Reproduce the records below exactly as they appear, omitting any pictures they contain.

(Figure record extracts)
☆ ☆ ☆ ☆ ☆ ☆ ☆

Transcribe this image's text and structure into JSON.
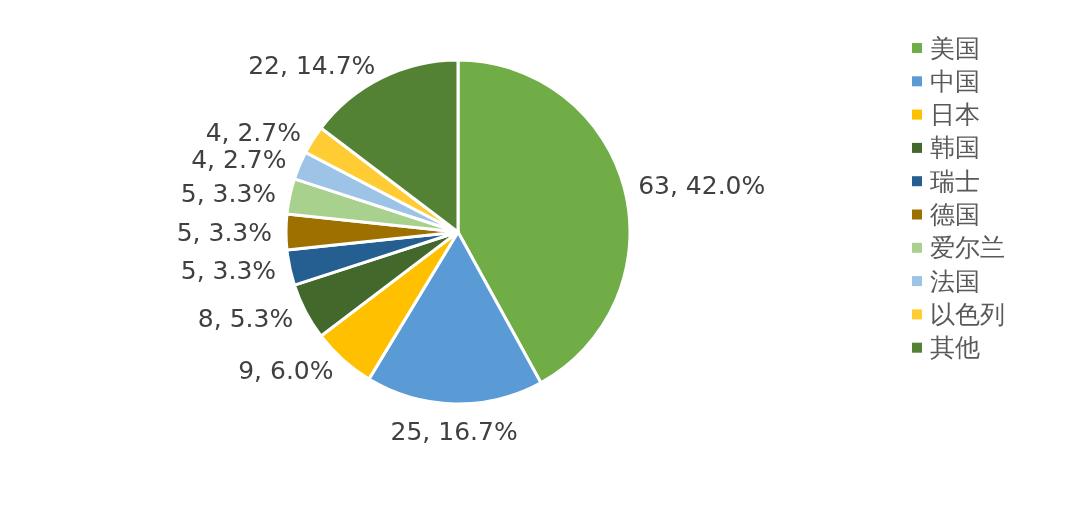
{
  "chart_data": {
    "type": "pie",
    "categories": [
      "美国",
      "中国",
      "日本",
      "韩国",
      "瑞士",
      "德国",
      "爱尔兰",
      "法国",
      "以色列",
      "其他"
    ],
    "values": [
      63,
      25,
      9,
      8,
      5,
      5,
      5,
      4,
      4,
      22
    ],
    "colors": [
      "#70ad47",
      "#5b9bd5",
      "#ffc000",
      "#43682b",
      "#255e91",
      "#9e7000",
      "#a9d18e",
      "#9dc3e6",
      "#ffcd33",
      "#548235"
    ],
    "value_labels": [
      "63, 42.0%",
      "25, 16.7%",
      "9, 6.0%",
      "8, 5.3%",
      "5, 3.3%",
      "5, 3.3%",
      "5, 3.3%",
      "4, 2.7%",
      "4, 2.7%",
      "22, 14.7%"
    ],
    "legend": "right"
  }
}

☆ ☆ ☆ ☆ ☆ ☆ ☆

*THE RESPONSE*:
Transcribe this image's text and structure into JSON.
{
  "chart_data": {
    "type": "pie",
    "categories": [
      "美国",
      "中国",
      "日本",
      "韩国",
      "瑞士",
      "德国",
      "爱尔兰",
      "法国",
      "以色列",
      "其他"
    ],
    "values": [
      63,
      25,
      9,
      8,
      5,
      5,
      5,
      4,
      4,
      22
    ],
    "colors": [
      "#70ad47",
      "#5b9bd5",
      "#ffc000",
      "#43682b",
      "#255e91",
      "#9e7000",
      "#a9d18e",
      "#9dc3e6",
      "#ffcd33",
      "#548235"
    ],
    "value_labels": [
      "63, 42.0%",
      "25, 16.7%",
      "9, 6.0%",
      "8, 5.3%",
      "5, 3.3%",
      "5, 3.3%",
      "5, 3.3%",
      "4, 2.7%",
      "4, 2.7%",
      "22, 14.7%"
    ],
    "legend": "right"
  }
}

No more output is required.